**Aufgabe**: Gib den Abschnitt vom Beginn der Zeilen bis einschließlich der Zeile mit "layer-toggle[interactable] (879, 41, 886, 48)" unverändert aus.

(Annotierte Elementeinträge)
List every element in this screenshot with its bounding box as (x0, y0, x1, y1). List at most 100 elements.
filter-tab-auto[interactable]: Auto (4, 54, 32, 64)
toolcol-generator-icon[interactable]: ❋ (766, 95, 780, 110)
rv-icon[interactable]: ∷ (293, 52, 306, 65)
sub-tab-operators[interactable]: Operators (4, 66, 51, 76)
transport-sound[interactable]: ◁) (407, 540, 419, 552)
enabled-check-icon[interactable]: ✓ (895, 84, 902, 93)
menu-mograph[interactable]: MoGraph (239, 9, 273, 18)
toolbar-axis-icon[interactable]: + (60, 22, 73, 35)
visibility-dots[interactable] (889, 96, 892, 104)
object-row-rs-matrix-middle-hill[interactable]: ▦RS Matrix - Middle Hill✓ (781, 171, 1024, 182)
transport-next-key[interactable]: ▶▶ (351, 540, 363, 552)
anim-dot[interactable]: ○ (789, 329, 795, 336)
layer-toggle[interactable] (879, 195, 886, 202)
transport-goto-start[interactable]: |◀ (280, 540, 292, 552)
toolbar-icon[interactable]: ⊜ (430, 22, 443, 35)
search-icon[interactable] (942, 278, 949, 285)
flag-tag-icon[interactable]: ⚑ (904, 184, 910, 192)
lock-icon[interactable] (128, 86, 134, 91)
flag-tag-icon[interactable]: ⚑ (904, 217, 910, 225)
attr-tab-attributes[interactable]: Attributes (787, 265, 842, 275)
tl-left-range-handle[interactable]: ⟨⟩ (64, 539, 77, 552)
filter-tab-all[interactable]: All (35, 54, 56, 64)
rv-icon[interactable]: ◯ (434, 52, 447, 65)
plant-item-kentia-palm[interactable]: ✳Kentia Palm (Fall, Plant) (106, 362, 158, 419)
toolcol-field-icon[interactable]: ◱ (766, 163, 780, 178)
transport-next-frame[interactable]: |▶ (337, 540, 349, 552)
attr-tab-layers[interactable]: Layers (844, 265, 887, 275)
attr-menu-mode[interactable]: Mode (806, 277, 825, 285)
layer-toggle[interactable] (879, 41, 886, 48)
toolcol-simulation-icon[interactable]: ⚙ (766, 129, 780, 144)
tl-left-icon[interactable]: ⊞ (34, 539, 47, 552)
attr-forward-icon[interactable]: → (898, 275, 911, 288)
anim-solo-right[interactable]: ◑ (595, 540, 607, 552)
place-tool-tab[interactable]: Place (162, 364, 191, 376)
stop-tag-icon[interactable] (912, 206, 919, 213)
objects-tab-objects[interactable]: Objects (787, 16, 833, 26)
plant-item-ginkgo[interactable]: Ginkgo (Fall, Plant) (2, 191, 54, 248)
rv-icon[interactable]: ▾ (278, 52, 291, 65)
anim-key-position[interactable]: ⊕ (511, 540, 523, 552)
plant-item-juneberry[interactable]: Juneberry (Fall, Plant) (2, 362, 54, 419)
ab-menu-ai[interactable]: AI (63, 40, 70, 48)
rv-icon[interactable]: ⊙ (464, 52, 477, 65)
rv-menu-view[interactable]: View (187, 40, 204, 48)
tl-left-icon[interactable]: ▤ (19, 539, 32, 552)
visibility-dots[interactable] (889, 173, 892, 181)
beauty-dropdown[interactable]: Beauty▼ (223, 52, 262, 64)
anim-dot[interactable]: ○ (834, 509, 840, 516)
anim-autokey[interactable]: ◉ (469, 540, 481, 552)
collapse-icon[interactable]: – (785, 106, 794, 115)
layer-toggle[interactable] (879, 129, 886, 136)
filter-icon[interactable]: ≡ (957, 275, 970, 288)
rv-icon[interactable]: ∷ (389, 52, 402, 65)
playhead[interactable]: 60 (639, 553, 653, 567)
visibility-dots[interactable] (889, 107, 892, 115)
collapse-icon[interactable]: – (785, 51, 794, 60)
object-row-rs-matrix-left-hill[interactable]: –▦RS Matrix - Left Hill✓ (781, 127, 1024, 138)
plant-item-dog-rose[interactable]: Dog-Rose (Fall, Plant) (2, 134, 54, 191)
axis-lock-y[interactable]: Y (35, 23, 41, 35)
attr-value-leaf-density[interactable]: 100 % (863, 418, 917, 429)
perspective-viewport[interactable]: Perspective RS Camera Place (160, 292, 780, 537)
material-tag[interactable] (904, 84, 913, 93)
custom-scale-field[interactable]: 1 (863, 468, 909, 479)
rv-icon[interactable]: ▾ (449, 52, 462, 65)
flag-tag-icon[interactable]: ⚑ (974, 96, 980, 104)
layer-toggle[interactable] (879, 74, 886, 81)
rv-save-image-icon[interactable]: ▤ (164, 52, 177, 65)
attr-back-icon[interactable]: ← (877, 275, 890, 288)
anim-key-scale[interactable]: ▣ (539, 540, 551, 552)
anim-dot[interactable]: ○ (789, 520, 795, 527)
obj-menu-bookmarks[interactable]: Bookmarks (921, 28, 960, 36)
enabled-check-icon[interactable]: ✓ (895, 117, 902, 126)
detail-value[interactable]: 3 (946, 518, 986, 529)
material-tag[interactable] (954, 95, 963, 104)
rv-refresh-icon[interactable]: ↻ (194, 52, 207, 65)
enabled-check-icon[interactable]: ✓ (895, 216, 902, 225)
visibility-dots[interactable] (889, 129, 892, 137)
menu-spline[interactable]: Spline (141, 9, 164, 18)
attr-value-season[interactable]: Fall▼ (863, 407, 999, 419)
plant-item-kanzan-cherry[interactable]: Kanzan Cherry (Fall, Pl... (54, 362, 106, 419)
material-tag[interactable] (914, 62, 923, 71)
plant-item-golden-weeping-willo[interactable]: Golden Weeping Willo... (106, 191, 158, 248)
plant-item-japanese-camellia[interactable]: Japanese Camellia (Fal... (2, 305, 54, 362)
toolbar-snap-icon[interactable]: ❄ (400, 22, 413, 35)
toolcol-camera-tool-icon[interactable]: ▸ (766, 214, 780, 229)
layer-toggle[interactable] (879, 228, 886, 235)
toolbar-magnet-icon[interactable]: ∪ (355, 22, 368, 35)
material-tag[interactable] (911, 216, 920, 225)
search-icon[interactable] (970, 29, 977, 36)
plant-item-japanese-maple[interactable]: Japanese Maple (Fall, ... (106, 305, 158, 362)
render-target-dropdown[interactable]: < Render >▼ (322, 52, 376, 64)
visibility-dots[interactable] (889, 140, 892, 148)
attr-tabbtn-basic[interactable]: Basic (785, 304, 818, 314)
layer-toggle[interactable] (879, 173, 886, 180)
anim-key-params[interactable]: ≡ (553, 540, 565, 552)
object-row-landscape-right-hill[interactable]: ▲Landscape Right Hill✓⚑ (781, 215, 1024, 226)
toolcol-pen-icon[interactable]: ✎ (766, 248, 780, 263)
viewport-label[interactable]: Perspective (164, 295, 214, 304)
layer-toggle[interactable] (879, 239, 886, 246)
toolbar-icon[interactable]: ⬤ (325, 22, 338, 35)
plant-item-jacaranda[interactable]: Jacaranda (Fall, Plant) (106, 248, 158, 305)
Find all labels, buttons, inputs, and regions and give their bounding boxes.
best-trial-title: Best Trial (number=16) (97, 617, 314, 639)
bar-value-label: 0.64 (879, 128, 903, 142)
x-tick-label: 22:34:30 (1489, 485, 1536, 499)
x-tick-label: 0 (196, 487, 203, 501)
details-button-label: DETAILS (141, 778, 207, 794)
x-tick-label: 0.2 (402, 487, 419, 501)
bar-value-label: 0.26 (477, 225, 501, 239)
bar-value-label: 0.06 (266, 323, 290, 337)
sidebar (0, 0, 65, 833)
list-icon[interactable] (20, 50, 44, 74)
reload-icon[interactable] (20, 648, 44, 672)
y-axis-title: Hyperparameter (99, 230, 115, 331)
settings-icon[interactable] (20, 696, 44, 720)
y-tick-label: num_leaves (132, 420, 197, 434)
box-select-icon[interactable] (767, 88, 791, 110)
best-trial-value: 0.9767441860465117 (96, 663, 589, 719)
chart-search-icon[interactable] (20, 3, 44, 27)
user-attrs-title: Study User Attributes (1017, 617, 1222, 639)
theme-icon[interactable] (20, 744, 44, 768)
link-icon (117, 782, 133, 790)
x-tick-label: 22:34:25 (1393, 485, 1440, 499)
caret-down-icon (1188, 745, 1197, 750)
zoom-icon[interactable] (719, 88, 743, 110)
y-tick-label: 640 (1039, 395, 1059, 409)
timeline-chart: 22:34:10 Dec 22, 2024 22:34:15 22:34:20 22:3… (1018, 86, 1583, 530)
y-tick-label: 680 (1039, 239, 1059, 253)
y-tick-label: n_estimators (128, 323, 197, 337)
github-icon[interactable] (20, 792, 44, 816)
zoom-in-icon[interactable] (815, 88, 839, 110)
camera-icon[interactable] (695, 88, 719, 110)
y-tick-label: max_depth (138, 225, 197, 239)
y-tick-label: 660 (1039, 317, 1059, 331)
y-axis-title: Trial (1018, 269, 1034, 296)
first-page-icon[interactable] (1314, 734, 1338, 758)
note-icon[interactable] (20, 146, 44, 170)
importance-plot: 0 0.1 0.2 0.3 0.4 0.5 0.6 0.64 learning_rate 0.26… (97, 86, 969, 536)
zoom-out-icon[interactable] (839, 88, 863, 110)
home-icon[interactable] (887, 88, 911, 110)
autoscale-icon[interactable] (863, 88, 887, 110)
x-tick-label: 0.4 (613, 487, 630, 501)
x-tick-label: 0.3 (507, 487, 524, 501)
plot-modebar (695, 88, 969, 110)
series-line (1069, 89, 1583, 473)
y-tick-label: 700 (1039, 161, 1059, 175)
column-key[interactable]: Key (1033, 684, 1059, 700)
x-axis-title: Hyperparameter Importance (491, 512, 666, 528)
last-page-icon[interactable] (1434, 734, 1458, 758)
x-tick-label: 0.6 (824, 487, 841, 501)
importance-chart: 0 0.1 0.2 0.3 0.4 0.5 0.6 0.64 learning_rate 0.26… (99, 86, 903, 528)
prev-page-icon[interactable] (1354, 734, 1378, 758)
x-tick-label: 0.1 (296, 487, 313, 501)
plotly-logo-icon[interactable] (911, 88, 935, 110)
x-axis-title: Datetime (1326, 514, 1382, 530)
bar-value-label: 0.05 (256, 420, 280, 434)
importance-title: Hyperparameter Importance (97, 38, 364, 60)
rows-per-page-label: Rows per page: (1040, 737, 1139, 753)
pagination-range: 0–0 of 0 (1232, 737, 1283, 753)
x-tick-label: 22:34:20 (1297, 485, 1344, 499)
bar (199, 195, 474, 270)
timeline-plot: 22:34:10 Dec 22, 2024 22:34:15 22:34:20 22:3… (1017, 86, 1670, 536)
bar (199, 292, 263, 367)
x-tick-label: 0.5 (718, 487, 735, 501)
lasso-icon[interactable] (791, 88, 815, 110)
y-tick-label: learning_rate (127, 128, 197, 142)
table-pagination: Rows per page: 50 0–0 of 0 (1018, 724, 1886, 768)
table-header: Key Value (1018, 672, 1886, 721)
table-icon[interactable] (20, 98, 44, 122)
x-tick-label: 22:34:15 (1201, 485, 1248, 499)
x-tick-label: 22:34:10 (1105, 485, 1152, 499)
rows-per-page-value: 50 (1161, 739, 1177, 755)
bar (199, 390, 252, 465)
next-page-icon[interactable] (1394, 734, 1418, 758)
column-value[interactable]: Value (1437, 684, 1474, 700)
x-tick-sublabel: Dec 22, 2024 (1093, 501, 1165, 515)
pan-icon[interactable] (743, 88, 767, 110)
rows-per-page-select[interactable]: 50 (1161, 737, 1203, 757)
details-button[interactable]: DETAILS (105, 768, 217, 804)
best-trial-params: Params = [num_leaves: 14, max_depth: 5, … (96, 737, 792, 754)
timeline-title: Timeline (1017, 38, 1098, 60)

**Lösung**:
List every element in this screenshot with its bounding box as (x0, y0, x1, y1). List at most 100 elements.
filter-tab-auto[interactable]: Auto (4, 54, 32, 64)
toolcol-generator-icon[interactable]: ❋ (766, 95, 780, 110)
rv-icon[interactable]: ∷ (293, 52, 306, 65)
sub-tab-operators[interactable]: Operators (4, 66, 51, 76)
transport-sound[interactable]: ◁) (407, 540, 419, 552)
enabled-check-icon[interactable]: ✓ (895, 84, 902, 93)
menu-mograph[interactable]: MoGraph (239, 9, 273, 18)
toolbar-axis-icon[interactable]: + (60, 22, 73, 35)
visibility-dots[interactable] (889, 96, 892, 104)
object-row-rs-matrix-middle-hill[interactable]: ▦RS Matrix - Middle Hill✓ (781, 171, 1024, 182)
transport-next-key[interactable]: ▶▶ (351, 540, 363, 552)
anim-dot[interactable]: ○ (789, 329, 795, 336)
layer-toggle[interactable] (879, 195, 886, 202)
transport-goto-start[interactable]: |◀ (280, 540, 292, 552)
toolbar-icon[interactable]: ⊜ (430, 22, 443, 35)
search-icon[interactable] (942, 278, 949, 285)
flag-tag-icon[interactable]: ⚑ (904, 184, 910, 192)
lock-icon[interactable] (128, 86, 134, 91)
flag-tag-icon[interactable]: ⚑ (904, 217, 910, 225)
attr-tab-attributes[interactable]: Attributes (787, 265, 842, 275)
tl-left-range-handle[interactable]: ⟨⟩ (64, 539, 77, 552)
filter-tab-all[interactable]: All (35, 54, 56, 64)
rv-icon[interactable]: ◯ (434, 52, 447, 65)
plant-item-kentia-palm[interactable]: ✳Kentia Palm (Fall, Plant) (106, 362, 158, 419)
toolcol-field-icon[interactable]: ◱ (766, 163, 780, 178)
transport-next-frame[interactable]: |▶ (337, 540, 349, 552)
attr-tab-layers[interactable]: Layers (844, 265, 887, 275)
attr-menu-mode[interactable]: Mode (806, 277, 825, 285)
layer-toggle[interactable] (879, 41, 886, 48)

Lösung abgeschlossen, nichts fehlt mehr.